▶ **TASK REQUIREMENTS**: Write out exactly the lines from the one containing "What data populates" through the last line of the records below, both included, and leave out any pictures.

○ ○ ○ ○ ○

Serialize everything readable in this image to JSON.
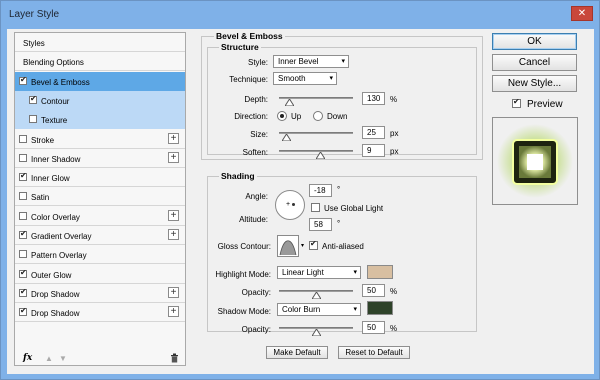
{
  "window": {
    "title": "Layer Style",
    "close_glyph": "✕"
  },
  "styles_list": {
    "items": [
      {
        "label": "Styles",
        "checkbox": false,
        "checked": false,
        "plus": false,
        "state": "header"
      },
      {
        "label": "Blending Options",
        "checkbox": false,
        "checked": false,
        "plus": false,
        "state": "header"
      },
      {
        "label": "Bevel & Emboss",
        "checkbox": true,
        "checked": true,
        "plus": false,
        "state": "selected"
      },
      {
        "label": "Contour",
        "checkbox": true,
        "checked": true,
        "plus": false,
        "state": "sub"
      },
      {
        "label": "Texture",
        "checkbox": true,
        "checked": false,
        "plus": false,
        "state": "sub"
      },
      {
        "label": "Stroke",
        "checkbox": true,
        "checked": false,
        "plus": true,
        "state": "normal"
      },
      {
        "label": "Inner Shadow",
        "checkbox": true,
        "checked": false,
        "plus": true,
        "state": "normal"
      },
      {
        "label": "Inner Glow",
        "checkbox": true,
        "checked": true,
        "plus": false,
        "state": "normal"
      },
      {
        "label": "Satin",
        "checkbox": true,
        "checked": false,
        "plus": false,
        "state": "normal"
      },
      {
        "label": "Color Overlay",
        "checkbox": true,
        "checked": false,
        "plus": true,
        "state": "normal"
      },
      {
        "label": "Gradient Overlay",
        "checkbox": true,
        "checked": true,
        "plus": true,
        "state": "normal"
      },
      {
        "label": "Pattern Overlay",
        "checkbox": true,
        "checked": false,
        "plus": false,
        "state": "normal"
      },
      {
        "label": "Outer Glow",
        "checkbox": true,
        "checked": true,
        "plus": false,
        "state": "normal"
      },
      {
        "label": "Drop Shadow",
        "checkbox": true,
        "checked": true,
        "plus": true,
        "state": "normal"
      },
      {
        "label": "Drop Shadow",
        "checkbox": true,
        "checked": true,
        "plus": true,
        "state": "normal"
      }
    ],
    "footer": {
      "fx_label": "fx",
      "up_glyph": "▲",
      "down_glyph": "▼",
      "trash_glyph": "🗑"
    }
  },
  "bevel": {
    "section_title": "Bevel & Emboss",
    "structure_title": "Structure",
    "style_label": "Style:",
    "style_value": "Inner Bevel",
    "technique_label": "Technique:",
    "technique_value": "Smooth",
    "depth_label": "Depth:",
    "depth_value": "130",
    "depth_unit": "%",
    "depth_level": 0.13,
    "direction_label": "Direction:",
    "direction_up": "Up",
    "direction_down": "Down",
    "size_label": "Size:",
    "size_value": "25",
    "size_unit": "px",
    "size_level": 0.1,
    "soften_label": "Soften:",
    "soften_value": "9",
    "soften_unit": "px",
    "soften_level": 0.55
  },
  "shading": {
    "title": "Shading",
    "angle_label": "Angle:",
    "angle_value": "-18",
    "angle_unit": "°",
    "altitude_label": "Altitude:",
    "altitude_value": "58",
    "altitude_unit": "°",
    "global_light_label": "Use Global Light",
    "gloss_label": "Gloss Contour:",
    "anti_aliased_label": "Anti-aliased",
    "highlight_mode_label": "Highlight Mode:",
    "highlight_mode_value": "Linear Light",
    "highlight_color": "#d8bfa1",
    "highlight_opacity_label": "Opacity:",
    "highlight_opacity_value": "50",
    "highlight_opacity_unit": "%",
    "highlight_opacity_level": 0.5,
    "shadow_mode_label": "Shadow Mode:",
    "shadow_mode_value": "Color Burn",
    "shadow_color": "#2e4229",
    "shadow_opacity_label": "Opacity:",
    "shadow_opacity_value": "50",
    "shadow_opacity_unit": "%",
    "shadow_opacity_level": 0.5
  },
  "buttons": {
    "make_default": "Make Default",
    "reset_default": "Reset to Default",
    "ok": "OK",
    "cancel": "Cancel",
    "new_style": "New Style...",
    "preview_label": "Preview"
  },
  "colors": {
    "accent_selected": "#5ea8e6",
    "accent_sub": "#bcd9f6",
    "titlebar": "#7fb1e8"
  }
}
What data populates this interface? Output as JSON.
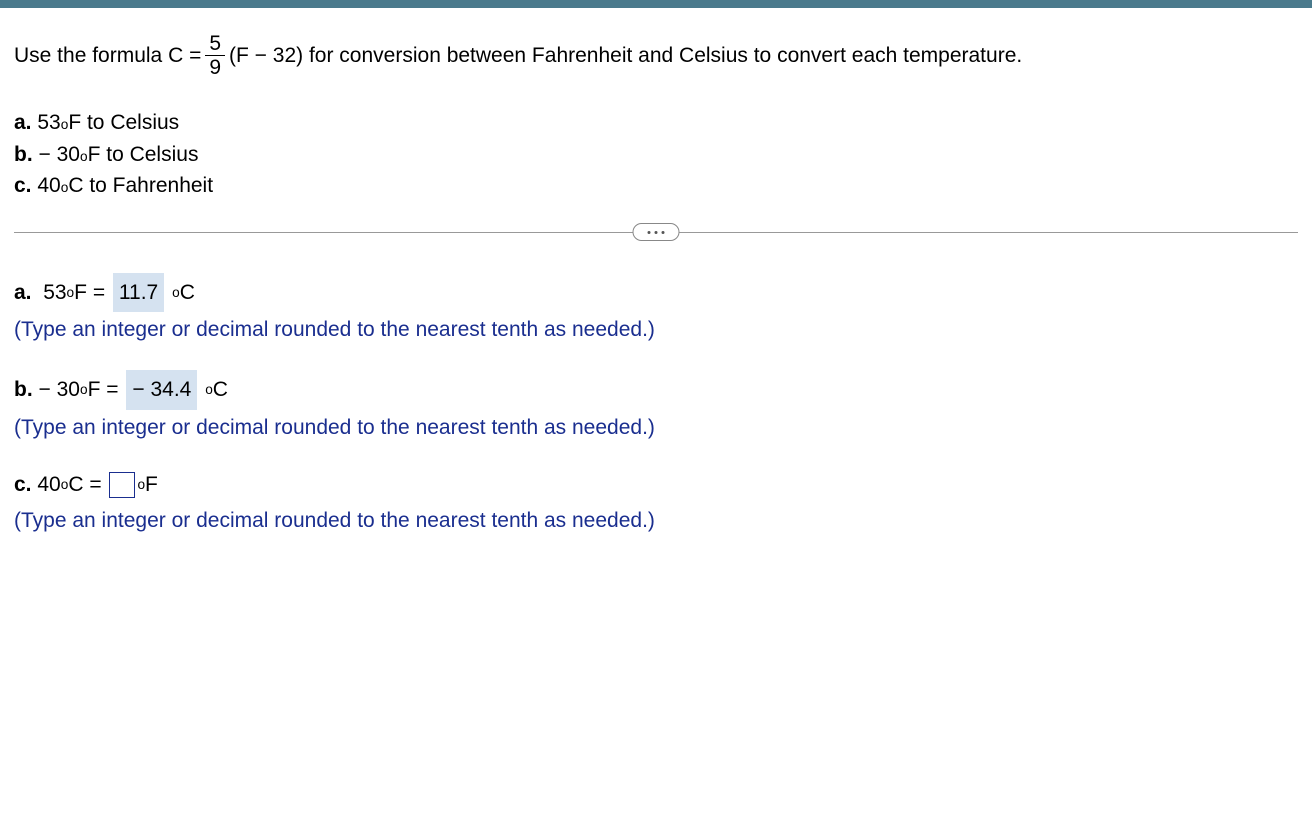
{
  "intro": {
    "prefix": "Use the formula C =",
    "frac_num": "5",
    "frac_den": "9",
    "suffix": "(F − 32) for conversion between Fahrenheit and Celsius to convert each temperature."
  },
  "parts": {
    "a": {
      "label": "a.",
      "text1": "53",
      "unit1": "F to Celsius"
    },
    "b": {
      "label": "b.",
      "neg": "− 30",
      "unit1": "F to Celsius"
    },
    "c": {
      "label": "c.",
      "text1": "40",
      "unit1": "C to Fahrenheit"
    }
  },
  "answers": {
    "a": {
      "label": "a.",
      "lhs_val": "53",
      "lhs_unit": "F",
      "eq": "=",
      "ans": "11.7",
      "rhs_unit": "C",
      "hint": "(Type an integer or decimal rounded to the nearest tenth as needed.)"
    },
    "b": {
      "label": "b.",
      "lhs_neg": "− 30",
      "lhs_unit": "F",
      "eq": "=",
      "ans": "− 34.4",
      "rhs_unit": "C",
      "hint": "(Type an integer or decimal rounded to the nearest tenth as needed.)"
    },
    "c": {
      "label": "c.",
      "lhs_val": "40",
      "lhs_unit": "C",
      "eq": "=",
      "rhs_unit": "F",
      "hint": "(Type an integer or decimal rounded to the nearest tenth as needed.)"
    }
  }
}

○ ○ ○ ○ ○

▶ **WRITTEN RESPONSE**:
What data populates this interface? Output as JSON.
{
  "intro": {
    "prefix": "Use the formula C =",
    "frac_num": "5",
    "frac_den": "9",
    "suffix": "(F − 32) for conversion between Fahrenheit and Celsius to convert each temperature."
  },
  "parts": {
    "a": {
      "label": "a.",
      "text1": "53",
      "unit1": "F to Celsius"
    },
    "b": {
      "label": "b.",
      "neg": "− 30",
      "unit1": "F to Celsius"
    },
    "c": {
      "label": "c.",
      "text1": "40",
      "unit1": "C to Fahrenheit"
    }
  },
  "answers": {
    "a": {
      "label": "a.",
      "lhs_val": "53",
      "lhs_unit": "F",
      "eq": "=",
      "ans": "11.7",
      "rhs_unit": "C",
      "hint": "(Type an integer or decimal rounded to the nearest tenth as needed.)"
    },
    "b": {
      "label": "b.",
      "lhs_neg": "− 30",
      "lhs_unit": "F",
      "eq": "=",
      "ans": "− 34.4",
      "rhs_unit": "C",
      "hint": "(Type an integer or decimal rounded to the nearest tenth as needed.)"
    },
    "c": {
      "label": "c.",
      "lhs_val": "40",
      "lhs_unit": "C",
      "eq": "=",
      "rhs_unit": "F",
      "hint": "(Type an integer or decimal rounded to the nearest tenth as needed.)"
    }
  }
}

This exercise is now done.